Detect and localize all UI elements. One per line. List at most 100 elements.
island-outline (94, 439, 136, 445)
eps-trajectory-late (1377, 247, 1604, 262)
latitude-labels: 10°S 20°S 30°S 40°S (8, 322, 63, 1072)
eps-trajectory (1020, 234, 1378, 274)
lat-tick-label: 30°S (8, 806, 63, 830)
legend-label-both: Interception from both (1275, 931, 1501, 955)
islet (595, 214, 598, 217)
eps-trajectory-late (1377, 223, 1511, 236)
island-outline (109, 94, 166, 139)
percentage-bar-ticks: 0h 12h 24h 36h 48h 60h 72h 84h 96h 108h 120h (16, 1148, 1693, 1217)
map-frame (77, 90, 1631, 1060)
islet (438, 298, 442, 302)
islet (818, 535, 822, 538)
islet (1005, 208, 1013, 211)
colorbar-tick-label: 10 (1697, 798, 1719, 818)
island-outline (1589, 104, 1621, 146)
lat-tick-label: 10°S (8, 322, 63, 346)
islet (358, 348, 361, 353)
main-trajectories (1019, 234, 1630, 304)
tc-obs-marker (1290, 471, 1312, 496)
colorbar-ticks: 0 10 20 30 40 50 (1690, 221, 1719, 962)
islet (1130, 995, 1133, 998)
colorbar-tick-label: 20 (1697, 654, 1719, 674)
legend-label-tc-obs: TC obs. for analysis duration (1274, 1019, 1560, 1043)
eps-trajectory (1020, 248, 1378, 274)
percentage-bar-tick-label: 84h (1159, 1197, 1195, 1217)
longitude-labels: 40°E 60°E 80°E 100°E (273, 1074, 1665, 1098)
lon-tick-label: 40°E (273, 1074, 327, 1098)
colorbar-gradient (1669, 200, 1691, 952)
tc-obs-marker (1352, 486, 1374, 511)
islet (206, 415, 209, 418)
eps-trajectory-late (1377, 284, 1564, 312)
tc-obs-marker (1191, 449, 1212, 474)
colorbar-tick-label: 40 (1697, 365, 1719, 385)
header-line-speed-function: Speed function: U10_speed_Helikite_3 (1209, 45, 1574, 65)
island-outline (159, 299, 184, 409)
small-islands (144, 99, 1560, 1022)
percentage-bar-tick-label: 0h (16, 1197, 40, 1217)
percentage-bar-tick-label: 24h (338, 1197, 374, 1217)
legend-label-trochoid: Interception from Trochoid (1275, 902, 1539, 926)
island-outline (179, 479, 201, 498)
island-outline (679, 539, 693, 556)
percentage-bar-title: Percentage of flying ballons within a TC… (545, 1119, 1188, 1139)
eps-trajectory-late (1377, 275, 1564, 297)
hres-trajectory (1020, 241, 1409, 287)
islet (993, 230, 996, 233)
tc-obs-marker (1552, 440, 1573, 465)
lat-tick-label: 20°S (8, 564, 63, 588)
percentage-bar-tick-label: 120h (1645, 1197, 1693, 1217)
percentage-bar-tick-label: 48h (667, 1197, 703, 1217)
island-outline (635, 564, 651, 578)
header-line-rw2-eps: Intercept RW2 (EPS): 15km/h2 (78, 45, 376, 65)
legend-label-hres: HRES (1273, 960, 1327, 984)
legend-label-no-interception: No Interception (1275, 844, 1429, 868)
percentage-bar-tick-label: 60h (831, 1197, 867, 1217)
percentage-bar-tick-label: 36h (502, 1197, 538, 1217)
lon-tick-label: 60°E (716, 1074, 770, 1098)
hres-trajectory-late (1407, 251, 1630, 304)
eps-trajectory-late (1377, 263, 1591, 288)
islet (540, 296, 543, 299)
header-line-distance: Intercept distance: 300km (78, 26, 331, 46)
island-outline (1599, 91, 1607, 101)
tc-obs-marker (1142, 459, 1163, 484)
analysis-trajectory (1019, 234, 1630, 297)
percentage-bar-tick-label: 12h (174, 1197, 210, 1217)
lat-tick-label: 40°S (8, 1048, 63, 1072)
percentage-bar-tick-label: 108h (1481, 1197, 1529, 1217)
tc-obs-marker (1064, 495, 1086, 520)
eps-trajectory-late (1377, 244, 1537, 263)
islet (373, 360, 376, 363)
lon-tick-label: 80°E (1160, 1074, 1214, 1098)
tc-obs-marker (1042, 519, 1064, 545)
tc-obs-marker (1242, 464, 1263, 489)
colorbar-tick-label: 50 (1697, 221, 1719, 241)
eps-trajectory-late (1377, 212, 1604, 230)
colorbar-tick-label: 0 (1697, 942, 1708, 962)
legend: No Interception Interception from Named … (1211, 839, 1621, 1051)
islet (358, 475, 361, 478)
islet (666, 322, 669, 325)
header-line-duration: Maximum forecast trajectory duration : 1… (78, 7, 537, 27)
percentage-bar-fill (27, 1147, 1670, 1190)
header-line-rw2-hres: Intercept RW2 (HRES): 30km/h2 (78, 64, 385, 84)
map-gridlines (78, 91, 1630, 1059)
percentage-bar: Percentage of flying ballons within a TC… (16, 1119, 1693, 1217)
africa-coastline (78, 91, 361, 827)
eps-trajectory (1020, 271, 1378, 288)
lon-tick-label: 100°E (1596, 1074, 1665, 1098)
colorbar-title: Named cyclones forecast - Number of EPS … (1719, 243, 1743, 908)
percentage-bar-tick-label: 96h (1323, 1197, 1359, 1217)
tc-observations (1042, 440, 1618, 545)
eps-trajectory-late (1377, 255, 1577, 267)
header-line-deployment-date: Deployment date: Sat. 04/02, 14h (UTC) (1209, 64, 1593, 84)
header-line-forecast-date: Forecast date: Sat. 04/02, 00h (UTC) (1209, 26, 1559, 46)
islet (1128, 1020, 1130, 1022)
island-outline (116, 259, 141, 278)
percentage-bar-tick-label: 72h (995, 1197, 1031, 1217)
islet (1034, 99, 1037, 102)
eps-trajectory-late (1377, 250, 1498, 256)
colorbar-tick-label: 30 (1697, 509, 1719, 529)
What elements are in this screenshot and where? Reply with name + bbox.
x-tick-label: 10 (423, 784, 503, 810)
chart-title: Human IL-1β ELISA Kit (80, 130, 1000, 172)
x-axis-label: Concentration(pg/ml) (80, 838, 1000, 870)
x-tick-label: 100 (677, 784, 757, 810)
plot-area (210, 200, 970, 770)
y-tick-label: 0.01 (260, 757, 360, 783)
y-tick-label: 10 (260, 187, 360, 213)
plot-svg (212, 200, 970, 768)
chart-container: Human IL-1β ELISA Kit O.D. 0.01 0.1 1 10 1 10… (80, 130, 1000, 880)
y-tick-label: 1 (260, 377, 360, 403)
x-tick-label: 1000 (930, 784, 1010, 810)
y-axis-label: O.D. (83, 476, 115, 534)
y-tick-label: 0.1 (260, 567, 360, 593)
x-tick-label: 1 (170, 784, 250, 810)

(What you need to do) Please render every line of the items above as a Markdown table with the columns "No." and "Text", leaving out blank lines.

(Correct output)
| No. | Text |
|---|---|
| 1 | Detect and localize all UI elements. One per line. List at most 100 elements. |
| 2 | island-outline (94, 439, 136, 445) |
| 3 | eps-trajectory-late (1377, 247, 1604, 262) |
| 4 | latitude-labels: 10°S 20°S 30°S 40°S (8, 322, 63, 1072) |
| 5 | eps-trajectory (1020, 234, 1378, 274) |
| 6 | lat-tick-label: 30°S (8, 806, 63, 830) |
| 7 | legend-label-both: Interception from both (1275, 931, 1501, 955) |
| 8 | islet (595, 214, 598, 217) |
| 9 | eps-trajectory-late (1377, 223, 1511, 236) |
| 10 | island-outline (109, 94, 166, 139) |
| 11 | percentage-bar-ticks: 0h 12h 24h 36h 48h 60h 72h 84h 96h 108h 120h (16, 1148, 1693, 1217) |
| 12 | map-frame (77, 90, 1631, 1060) |
| 13 | islet (438, 298, 442, 302) |
| 14 | islet (818, 535, 822, 538) |
| 15 | islet (1005, 208, 1013, 211) |
| 16 | colorbar-tick-label: 10 (1697, 798, 1719, 818) |
| 17 | island-outline (1589, 104, 1621, 146) |
| 18 | lat-tick-label: 10°S (8, 322, 63, 346) |
| 19 | islet (358, 348, 361, 353) |
| 20 | main-trajectories (1019, 234, 1630, 304) |
| 21 | tc-obs-marker (1290, 471, 1312, 496) |
| 22 | colorbar-ticks: 0 10 20 30 40 50 (1690, 221, 1719, 962) |
| 23 | islet (1130, 995, 1133, 998) |
| 24 | colorbar-tick-label: 20 (1697, 654, 1719, 674) |
| 25 | legend-label-tc-obs: TC obs. for analysis duration (1274, 1019, 1560, 1043) |
| 26 | eps-trajectory (1020, 248, 1378, 274) |
| 27 | percentage-bar-tick-label: 84h (1159, 1197, 1195, 1217) |
| 28 | longitude-labels: 40°E 60°E 80°E 100°E (273, 1074, 1665, 1098) |
| 29 | lon-tick-label: 40°E (273, 1074, 327, 1098) |
| 30 | colorbar-gradient (1669, 200, 1691, 952) |
| 31 | tc-obs-marker (1352, 486, 1374, 511) |
| 32 | islet (206, 415, 209, 418) |
| 33 | eps-trajectory-late (1377, 284, 1564, 312) |
| 34 | tc-obs-marker (1191, 449, 1212, 474) |
| 35 | colorbar-tick-label: 40 (1697, 365, 1719, 385) |
| 36 | header-line-speed-function: Speed function: U10_speed_Helikite_3 (1209, 45, 1574, 65) |
| 37 | island-outline (159, 299, 184, 409) |
| 38 | small-islands (144, 99, 1560, 1022) |
| 39 | percentage-bar-tick-label: 0h (16, 1197, 40, 1217) |
| 40 | percentage-bar-tick-label: 24h (338, 1197, 374, 1217) |
| 41 | legend-label-trochoid: Interception from Trochoid (1275, 902, 1539, 926) |
| 42 | island-outline (179, 479, 201, 498) |
| 43 | island-outline (679, 539, 693, 556) |
| 44 | percentage-bar-title: Percentage of flying ballons within a TC… (545, 1119, 1188, 1139) |
| 45 | eps-trajectory-late (1377, 275, 1564, 297) |
| 46 | hres-trajectory (1020, 241, 1409, 287) |
| 47 | islet (993, 230, 996, 233) |
| 48 | tc-obs-marker (1552, 440, 1573, 465) |
| 49 | lat-tick-label: 20°S (8, 564, 63, 588) |
| 50 | percentage-bar-tick-label: 120h (1645, 1197, 1693, 1217) |
| 51 | percentage-bar-tick-label: 48h (667, 1197, 703, 1217) |
| 52 | island-outline (635, 564, 651, 578) |
| 53 | header-line-rw2-eps: Intercept RW2 (EPS): 15km/h2 (78, 45, 376, 65) |
| 54 | legend-label-hres: HRES (1273, 960, 1327, 984) |
| 55 | legend-label-no-interception: No Interception (1275, 844, 1429, 868) |
| 56 | percentage-bar-tick-label: 60h (831, 1197, 867, 1217) |
| 57 | percentage-bar-tick-label: 36h (502, 1197, 538, 1217) |
| 58 | lon-tick-label: 60°E (716, 1074, 770, 1098) |
| 59 | hres-trajectory-late (1407, 251, 1630, 304) |
| 60 | eps-trajectory-late (1377, 263, 1591, 288) |
| 61 | islet (540, 296, 543, 299) |
| 62 | header-line-distance: Intercept distance: 300km (78, 26, 331, 46) |
| 63 | island-outline (1599, 91, 1607, 101) |
| 64 | tc-obs-marker (1142, 459, 1163, 484) |
| 65 | analysis-trajectory (1019, 234, 1630, 297) |
| 66 | percentage-bar-tick-label: 12h (174, 1197, 210, 1217) |
| 67 | lat-tick-label: 40°S (8, 1048, 63, 1072) |
| 68 | percentage-bar-tick-label: 108h (1481, 1197, 1529, 1217) |
| 69 | tc-obs-marker (1064, 495, 1086, 520) |
| 70 | eps-trajectory-late (1377, 244, 1537, 263) |
| 71 | islet (373, 360, 376, 363) |
| 72 | lon-tick-label: 80°E (1160, 1074, 1214, 1098) |
| 73 | tc-obs-marker (1042, 519, 1064, 545) |
| 74 | tc-obs-marker (1242, 464, 1263, 489) |
| 75 | colorbar-tick-label: 50 (1697, 221, 1719, 241) |
| 76 | eps-trajectory-late (1377, 212, 1604, 230) |
| 77 | colorbar-tick-label: 0 (1697, 942, 1708, 962) |
| 78 | legend: No Interception Interception from Named … (1211, 839, 1621, 1051) |
| 79 | islet (358, 475, 361, 478) |
| 80 | islet (666, 322, 669, 325) |
| 81 | header-line-duration: Maximum forecast trajectory duration : 1… (78, 7, 537, 27) |
| 82 | percentage-bar-fill (27, 1147, 1670, 1190) |
| 83 | header-line-rw2-hres: Intercept RW2 (HRES): 30km/h2 (78, 64, 385, 84) |
| 84 | map-gridlines (78, 91, 1630, 1059) |
| 85 | percentage-bar: Percentage of flying ballons within a TC… (16, 1119, 1693, 1217) |
| 86 | africa-coastline (78, 91, 361, 827) |
| 87 | eps-trajectory (1020, 271, 1378, 288) |
| 88 | lon-tick-label: 100°E (1596, 1074, 1665, 1098) |
| 89 | colorbar-title: Named cyclones forecast - Number of EPS … (1719, 243, 1743, 908) |
| 90 | percentage-bar-tick-label: 96h (1323, 1197, 1359, 1217) |
| 91 | tc-observations (1042, 440, 1618, 545) |
| 92 | eps-trajectory-late (1377, 255, 1577, 267) |
| 93 | header-line-deployment-date: Deployment date: Sat. 04/02, 14h (UTC) (1209, 64, 1593, 84) |
| 94 | header-line-forecast-date: Forecast date: Sat. 04/02, 00h (UTC) (1209, 26, 1559, 46) |
| 95 | islet (1128, 1020, 1130, 1022) |
| 96 | island-outline (116, 259, 141, 278) |
| 97 | percentage-bar-tick-label: 72h (995, 1197, 1031, 1217) |
| 98 | islet (1034, 99, 1037, 102) |
| 99 | eps-trajectory-late (1377, 250, 1498, 256) |
| 100 | colorbar-tick-label: 30 (1697, 509, 1719, 529) |
| 101 | What elements are in this screenshot and where? Reply with name + bbox. |
| 102 | x-tick-label: 10 (423, 784, 503, 810) |
| 103 | chart-title: Human IL-1β ELISA Kit (80, 130, 1000, 172) |
| 104 | x-axis-label: Concentration(pg/ml) (80, 838, 1000, 870) |
| 105 | x-tick-label: 100 (677, 784, 757, 810) |
| 106 | plot-area (210, 200, 970, 770) |
| 107 | y-tick-label: 0.01 (260, 757, 360, 783) |
| 108 | y-tick-label: 10 (260, 187, 360, 213) |
| 109 | plot-svg (212, 200, 970, 768) |
| 110 | chart-container: Human IL-1β ELISA Kit O.D. 0.01 0.1 1 10 1 10… (80, 130, 1000, 880) |
| 111 | y-tick-label: 1 (260, 377, 360, 403) |
| 112 | x-tick-label: 1000 (930, 784, 1010, 810) |
| 113 | y-axis-label: O.D. (83, 476, 115, 534) |
| 114 | y-tick-label: 0.1 (260, 567, 360, 593) |
| 115 | x-tick-label: 1 (170, 784, 250, 810) |